* **DATASET**:
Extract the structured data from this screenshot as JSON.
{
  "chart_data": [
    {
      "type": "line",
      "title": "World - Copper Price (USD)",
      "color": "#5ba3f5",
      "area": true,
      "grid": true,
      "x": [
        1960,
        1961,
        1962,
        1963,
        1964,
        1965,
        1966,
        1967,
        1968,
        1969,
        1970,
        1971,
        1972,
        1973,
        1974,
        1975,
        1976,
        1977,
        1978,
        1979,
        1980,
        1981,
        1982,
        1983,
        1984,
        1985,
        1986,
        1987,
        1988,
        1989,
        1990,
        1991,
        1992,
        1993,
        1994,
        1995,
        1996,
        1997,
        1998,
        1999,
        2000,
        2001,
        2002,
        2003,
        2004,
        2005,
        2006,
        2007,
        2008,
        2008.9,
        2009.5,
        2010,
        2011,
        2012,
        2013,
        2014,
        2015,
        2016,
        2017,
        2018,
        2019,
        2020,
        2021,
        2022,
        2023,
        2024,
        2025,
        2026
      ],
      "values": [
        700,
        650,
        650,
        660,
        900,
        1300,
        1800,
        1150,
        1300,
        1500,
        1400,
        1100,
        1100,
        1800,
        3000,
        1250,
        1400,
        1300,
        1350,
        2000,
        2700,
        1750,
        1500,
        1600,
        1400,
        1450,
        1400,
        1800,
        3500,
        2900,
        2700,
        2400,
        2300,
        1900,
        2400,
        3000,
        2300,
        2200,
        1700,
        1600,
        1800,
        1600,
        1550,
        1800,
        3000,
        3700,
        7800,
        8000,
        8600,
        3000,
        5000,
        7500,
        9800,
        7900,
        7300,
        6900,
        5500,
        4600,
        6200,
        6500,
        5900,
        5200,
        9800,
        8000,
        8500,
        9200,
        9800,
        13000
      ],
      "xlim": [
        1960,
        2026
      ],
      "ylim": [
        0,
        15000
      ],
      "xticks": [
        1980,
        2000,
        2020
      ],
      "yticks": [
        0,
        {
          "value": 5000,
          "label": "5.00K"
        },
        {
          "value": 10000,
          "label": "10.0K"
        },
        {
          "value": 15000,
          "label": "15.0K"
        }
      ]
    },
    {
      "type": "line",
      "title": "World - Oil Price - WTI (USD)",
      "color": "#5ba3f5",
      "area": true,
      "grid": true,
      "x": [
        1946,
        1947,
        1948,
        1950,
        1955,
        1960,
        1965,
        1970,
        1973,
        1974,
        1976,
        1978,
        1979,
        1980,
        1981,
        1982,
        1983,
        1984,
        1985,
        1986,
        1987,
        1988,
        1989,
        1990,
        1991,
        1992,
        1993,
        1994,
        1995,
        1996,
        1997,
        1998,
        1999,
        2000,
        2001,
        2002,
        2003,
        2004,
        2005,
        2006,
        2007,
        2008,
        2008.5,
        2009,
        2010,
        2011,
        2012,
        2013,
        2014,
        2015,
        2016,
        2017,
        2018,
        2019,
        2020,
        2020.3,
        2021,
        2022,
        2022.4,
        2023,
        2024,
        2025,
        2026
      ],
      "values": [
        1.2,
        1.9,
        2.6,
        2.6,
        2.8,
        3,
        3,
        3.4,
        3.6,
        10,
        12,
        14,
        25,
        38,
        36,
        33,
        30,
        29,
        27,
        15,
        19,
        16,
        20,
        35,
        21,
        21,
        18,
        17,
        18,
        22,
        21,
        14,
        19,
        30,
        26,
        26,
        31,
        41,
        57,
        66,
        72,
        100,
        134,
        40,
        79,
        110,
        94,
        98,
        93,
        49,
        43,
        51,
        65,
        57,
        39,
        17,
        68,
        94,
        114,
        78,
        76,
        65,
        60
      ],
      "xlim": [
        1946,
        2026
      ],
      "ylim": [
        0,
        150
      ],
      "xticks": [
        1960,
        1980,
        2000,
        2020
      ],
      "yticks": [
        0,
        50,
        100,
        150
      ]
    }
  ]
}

* **WORK INSTRUCTIONS**:
Write out the data again, exactly and in full.

* **RESULT BELOW**:
Extract the structured data from this screenshot as JSON.
{
  "chart_data": [
    {
      "type": "line",
      "title": "World - Copper Price (USD)",
      "color": "#5ba3f5",
      "area": true,
      "grid": true,
      "x": [
        1960,
        1961,
        1962,
        1963,
        1964,
        1965,
        1966,
        1967,
        1968,
        1969,
        1970,
        1971,
        1972,
        1973,
        1974,
        1975,
        1976,
        1977,
        1978,
        1979,
        1980,
        1981,
        1982,
        1983,
        1984,
        1985,
        1986,
        1987,
        1988,
        1989,
        1990,
        1991,
        1992,
        1993,
        1994,
        1995,
        1996,
        1997,
        1998,
        1999,
        2000,
        2001,
        2002,
        2003,
        2004,
        2005,
        2006,
        2007,
        2008,
        2008.9,
        2009.5,
        2010,
        2011,
        2012,
        2013,
        2014,
        2015,
        2016,
        2017,
        2018,
        2019,
        2020,
        2021,
        2022,
        2023,
        2024,
        2025,
        2026
      ],
      "values": [
        700,
        650,
        650,
        660,
        900,
        1300,
        1800,
        1150,
        1300,
        1500,
        1400,
        1100,
        1100,
        1800,
        3000,
        1250,
        1400,
        1300,
        1350,
        2000,
        2700,
        1750,
        1500,
        1600,
        1400,
        1450,
        1400,
        1800,
        3500,
        2900,
        2700,
        2400,
        2300,
        1900,
        2400,
        3000,
        2300,
        2200,
        1700,
        1600,
        1800,
        1600,
        1550,
        1800,
        3000,
        3700,
        7800,
        8000,
        8600,
        3000,
        5000,
        7500,
        9800,
        7900,
        7300,
        6900,
        5500,
        4600,
        6200,
        6500,
        5900,
        5200,
        9800,
        8000,
        8500,
        9200,
        9800,
        13000
      ],
      "xlim": [
        1960,
        2026
      ],
      "ylim": [
        0,
        15000
      ],
      "xticks": [
        1980,
        2000,
        2020
      ],
      "yticks": [
        0,
        {
          "value": 5000,
          "label": "5.00K"
        },
        {
          "value": 10000,
          "label": "10.0K"
        },
        {
          "value": 15000,
          "label": "15.0K"
        }
      ]
    },
    {
      "type": "line",
      "title": "World - Oil Price - WTI (USD)",
      "color": "#5ba3f5",
      "area": true,
      "grid": true,
      "x": [
        1946,
        1947,
        1948,
        1950,
        1955,
        1960,
        1965,
        1970,
        1973,
        1974,
        1976,
        1978,
        1979,
        1980,
        1981,
        1982,
        1983,
        1984,
        1985,
        1986,
        1987,
        1988,
        1989,
        1990,
        1991,
        1992,
        1993,
        1994,
        1995,
        1996,
        1997,
        1998,
        1999,
        2000,
        2001,
        2002,
        2003,
        2004,
        2005,
        2006,
        2007,
        2008,
        2008.5,
        2009,
        2010,
        2011,
        2012,
        2013,
        2014,
        2015,
        2016,
        2017,
        2018,
        2019,
        2020,
        2020.3,
        2021,
        2022,
        2022.4,
        2023,
        2024,
        2025,
        2026
      ],
      "values": [
        1.2,
        1.9,
        2.6,
        2.6,
        2.8,
        3,
        3,
        3.4,
        3.6,
        10,
        12,
        14,
        25,
        38,
        36,
        33,
        30,
        29,
        27,
        15,
        19,
        16,
        20,
        35,
        21,
        21,
        18,
        17,
        18,
        22,
        21,
        14,
        19,
        30,
        26,
        26,
        31,
        41,
        57,
        66,
        72,
        100,
        134,
        40,
        79,
        110,
        94,
        98,
        93,
        49,
        43,
        51,
        65,
        57,
        39,
        17,
        68,
        94,
        114,
        78,
        76,
        65,
        60
      ],
      "xlim": [
        1946,
        2026
      ],
      "ylim": [
        0,
        150
      ],
      "xticks": [
        1960,
        1980,
        2000,
        2020
      ],
      "yticks": [
        0,
        50,
        100,
        150
      ]
    }
  ]
}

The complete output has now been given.